▶ _TASK TO CARRY OUT_: Pick out each line with the word "icon" from the material that follows.

(Stored entries)
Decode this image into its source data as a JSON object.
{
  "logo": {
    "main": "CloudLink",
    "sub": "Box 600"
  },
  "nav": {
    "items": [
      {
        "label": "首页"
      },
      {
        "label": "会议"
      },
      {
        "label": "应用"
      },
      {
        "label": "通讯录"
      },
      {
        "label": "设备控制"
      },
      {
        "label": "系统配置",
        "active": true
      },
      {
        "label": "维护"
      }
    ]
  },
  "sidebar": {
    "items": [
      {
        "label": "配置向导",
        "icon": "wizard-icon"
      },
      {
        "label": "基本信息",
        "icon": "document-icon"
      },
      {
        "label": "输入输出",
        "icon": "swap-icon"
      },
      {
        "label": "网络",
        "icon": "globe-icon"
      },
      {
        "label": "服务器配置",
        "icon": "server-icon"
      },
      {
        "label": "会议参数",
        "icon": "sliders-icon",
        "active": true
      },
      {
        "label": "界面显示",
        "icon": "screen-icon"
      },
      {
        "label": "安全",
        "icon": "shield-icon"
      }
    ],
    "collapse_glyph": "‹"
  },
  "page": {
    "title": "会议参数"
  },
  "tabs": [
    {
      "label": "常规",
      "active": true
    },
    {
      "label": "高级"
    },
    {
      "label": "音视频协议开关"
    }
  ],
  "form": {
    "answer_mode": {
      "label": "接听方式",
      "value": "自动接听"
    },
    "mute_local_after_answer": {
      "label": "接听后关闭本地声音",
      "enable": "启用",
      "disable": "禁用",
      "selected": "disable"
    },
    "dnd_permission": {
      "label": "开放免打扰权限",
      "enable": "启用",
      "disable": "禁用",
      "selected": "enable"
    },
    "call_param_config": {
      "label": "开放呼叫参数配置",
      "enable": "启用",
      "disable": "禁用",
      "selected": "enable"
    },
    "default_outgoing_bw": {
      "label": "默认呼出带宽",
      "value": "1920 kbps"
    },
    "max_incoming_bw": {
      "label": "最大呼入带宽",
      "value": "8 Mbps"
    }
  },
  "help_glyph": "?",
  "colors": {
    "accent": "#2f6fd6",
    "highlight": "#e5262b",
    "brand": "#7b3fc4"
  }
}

▶ _EXERCISE SOLUTION_:
        "icon": "wizard-icon"
        "icon": "document-icon"
        "icon": "swap-icon"
        "icon": "globe-icon"
        "icon": "server-icon"
        "icon": "sliders-icon",
        "icon": "screen-icon"
        "icon": "shield-icon"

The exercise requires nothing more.